The required output is a single number: how many lines of the material contain the string "ylabel".

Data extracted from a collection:
----

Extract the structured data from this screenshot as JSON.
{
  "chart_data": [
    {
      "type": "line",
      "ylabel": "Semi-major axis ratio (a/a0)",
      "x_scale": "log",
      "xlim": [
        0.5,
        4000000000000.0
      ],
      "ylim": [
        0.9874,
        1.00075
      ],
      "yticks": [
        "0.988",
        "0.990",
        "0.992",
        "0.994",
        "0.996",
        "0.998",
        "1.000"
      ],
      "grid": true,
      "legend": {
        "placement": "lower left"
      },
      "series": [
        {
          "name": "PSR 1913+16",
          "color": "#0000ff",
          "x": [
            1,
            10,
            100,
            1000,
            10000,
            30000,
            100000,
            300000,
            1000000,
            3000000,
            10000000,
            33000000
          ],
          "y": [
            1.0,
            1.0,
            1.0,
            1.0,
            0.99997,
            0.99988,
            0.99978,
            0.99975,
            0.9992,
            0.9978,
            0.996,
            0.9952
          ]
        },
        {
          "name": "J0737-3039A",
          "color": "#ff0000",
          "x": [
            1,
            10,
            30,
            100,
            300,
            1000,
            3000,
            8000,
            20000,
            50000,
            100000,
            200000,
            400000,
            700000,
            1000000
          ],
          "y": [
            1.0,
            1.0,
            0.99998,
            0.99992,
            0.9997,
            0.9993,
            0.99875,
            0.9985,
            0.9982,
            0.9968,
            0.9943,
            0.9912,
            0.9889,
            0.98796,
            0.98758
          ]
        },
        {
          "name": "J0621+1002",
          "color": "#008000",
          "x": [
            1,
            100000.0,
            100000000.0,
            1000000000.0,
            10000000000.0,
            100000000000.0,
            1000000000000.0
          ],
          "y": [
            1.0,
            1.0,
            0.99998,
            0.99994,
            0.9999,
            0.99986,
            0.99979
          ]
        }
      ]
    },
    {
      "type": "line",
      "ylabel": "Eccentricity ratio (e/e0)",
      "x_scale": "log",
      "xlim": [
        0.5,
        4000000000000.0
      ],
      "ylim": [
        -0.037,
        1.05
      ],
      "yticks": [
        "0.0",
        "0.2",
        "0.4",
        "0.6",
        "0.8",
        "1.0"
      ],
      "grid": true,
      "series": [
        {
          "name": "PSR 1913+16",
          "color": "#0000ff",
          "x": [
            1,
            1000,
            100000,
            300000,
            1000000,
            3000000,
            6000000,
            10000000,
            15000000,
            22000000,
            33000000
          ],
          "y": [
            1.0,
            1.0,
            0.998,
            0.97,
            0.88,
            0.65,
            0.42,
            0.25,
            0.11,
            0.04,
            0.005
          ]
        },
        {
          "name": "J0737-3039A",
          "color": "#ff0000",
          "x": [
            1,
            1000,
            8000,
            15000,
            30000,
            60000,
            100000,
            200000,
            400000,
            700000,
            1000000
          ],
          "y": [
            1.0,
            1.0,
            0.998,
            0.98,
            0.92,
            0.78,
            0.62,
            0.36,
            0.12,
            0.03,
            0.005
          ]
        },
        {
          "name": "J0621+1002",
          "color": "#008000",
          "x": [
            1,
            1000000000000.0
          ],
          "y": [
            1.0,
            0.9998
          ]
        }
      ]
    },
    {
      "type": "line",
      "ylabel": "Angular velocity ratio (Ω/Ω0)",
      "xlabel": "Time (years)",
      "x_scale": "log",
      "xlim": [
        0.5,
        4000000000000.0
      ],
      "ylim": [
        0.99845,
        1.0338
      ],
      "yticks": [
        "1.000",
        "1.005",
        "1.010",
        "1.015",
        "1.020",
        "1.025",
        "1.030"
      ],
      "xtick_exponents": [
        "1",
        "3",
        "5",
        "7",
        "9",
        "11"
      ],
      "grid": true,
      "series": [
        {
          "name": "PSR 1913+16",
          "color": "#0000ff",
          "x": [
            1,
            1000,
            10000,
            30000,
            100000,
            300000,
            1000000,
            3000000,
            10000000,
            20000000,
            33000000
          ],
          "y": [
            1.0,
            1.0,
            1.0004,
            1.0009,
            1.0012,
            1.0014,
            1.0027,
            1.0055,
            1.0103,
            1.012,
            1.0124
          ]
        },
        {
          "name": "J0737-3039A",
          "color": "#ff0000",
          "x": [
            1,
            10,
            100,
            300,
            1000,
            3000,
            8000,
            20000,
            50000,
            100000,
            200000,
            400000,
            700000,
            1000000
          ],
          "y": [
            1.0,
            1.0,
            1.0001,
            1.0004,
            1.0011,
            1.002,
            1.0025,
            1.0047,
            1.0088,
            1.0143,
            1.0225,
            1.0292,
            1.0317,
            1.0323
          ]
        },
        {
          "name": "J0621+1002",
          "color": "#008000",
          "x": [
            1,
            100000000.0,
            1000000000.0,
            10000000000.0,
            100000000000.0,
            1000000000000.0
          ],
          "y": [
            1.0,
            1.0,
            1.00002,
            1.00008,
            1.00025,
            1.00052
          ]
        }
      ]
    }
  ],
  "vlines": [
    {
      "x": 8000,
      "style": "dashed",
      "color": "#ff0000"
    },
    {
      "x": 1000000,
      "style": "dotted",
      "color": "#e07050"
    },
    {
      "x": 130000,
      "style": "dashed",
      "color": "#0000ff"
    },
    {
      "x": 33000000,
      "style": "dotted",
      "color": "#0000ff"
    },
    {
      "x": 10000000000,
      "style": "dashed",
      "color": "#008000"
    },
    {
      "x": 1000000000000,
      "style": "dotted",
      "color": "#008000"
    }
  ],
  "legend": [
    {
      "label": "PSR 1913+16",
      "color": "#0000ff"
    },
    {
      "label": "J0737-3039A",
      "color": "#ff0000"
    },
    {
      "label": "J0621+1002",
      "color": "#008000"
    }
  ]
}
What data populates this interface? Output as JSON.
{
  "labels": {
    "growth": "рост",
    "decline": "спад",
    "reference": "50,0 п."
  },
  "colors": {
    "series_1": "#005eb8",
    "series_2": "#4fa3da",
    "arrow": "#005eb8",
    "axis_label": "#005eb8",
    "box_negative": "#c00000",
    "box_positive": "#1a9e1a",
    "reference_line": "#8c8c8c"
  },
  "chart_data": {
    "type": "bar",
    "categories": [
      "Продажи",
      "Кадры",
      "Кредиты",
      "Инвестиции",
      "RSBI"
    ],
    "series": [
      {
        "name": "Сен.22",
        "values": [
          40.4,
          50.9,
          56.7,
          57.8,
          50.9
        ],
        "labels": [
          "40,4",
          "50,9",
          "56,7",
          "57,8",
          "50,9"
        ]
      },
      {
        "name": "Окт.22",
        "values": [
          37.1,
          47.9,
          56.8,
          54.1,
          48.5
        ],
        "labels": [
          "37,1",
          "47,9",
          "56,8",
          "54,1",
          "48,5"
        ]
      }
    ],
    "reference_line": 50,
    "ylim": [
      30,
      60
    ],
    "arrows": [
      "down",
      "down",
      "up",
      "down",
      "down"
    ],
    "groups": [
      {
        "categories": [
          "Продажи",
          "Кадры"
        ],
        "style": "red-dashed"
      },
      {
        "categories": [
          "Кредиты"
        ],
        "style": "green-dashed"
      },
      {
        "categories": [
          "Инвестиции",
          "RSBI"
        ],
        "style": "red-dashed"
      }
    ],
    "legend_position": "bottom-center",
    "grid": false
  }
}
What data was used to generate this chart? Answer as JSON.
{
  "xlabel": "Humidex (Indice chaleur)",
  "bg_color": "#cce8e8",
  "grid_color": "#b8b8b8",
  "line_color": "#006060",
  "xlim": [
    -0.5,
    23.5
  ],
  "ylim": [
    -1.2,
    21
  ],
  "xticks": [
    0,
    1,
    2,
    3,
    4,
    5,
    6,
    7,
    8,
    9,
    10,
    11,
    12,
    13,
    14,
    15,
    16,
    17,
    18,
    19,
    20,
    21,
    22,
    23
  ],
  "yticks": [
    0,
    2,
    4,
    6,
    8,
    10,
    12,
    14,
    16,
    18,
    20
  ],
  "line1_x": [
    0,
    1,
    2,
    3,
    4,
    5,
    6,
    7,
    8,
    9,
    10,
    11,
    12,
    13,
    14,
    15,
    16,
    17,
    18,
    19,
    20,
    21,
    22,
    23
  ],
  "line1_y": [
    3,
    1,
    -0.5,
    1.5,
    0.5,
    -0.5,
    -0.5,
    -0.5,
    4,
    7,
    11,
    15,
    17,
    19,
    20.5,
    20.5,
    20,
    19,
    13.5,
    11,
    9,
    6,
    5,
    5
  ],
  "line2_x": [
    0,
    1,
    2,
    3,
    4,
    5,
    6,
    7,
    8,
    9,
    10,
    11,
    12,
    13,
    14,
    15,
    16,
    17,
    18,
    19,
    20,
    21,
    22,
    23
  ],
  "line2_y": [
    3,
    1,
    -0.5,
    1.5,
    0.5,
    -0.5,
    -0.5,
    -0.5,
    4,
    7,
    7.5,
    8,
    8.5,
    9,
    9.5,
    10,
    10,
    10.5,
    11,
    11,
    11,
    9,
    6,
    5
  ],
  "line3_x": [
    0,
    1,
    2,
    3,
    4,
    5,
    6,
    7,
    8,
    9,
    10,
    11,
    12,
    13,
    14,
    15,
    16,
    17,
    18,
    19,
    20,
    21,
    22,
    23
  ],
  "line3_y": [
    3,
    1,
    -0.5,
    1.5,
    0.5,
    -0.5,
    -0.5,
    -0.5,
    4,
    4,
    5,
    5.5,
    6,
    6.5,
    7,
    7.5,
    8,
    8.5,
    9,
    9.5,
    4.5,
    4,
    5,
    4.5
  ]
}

----

◆ FULL SOLUTION: 3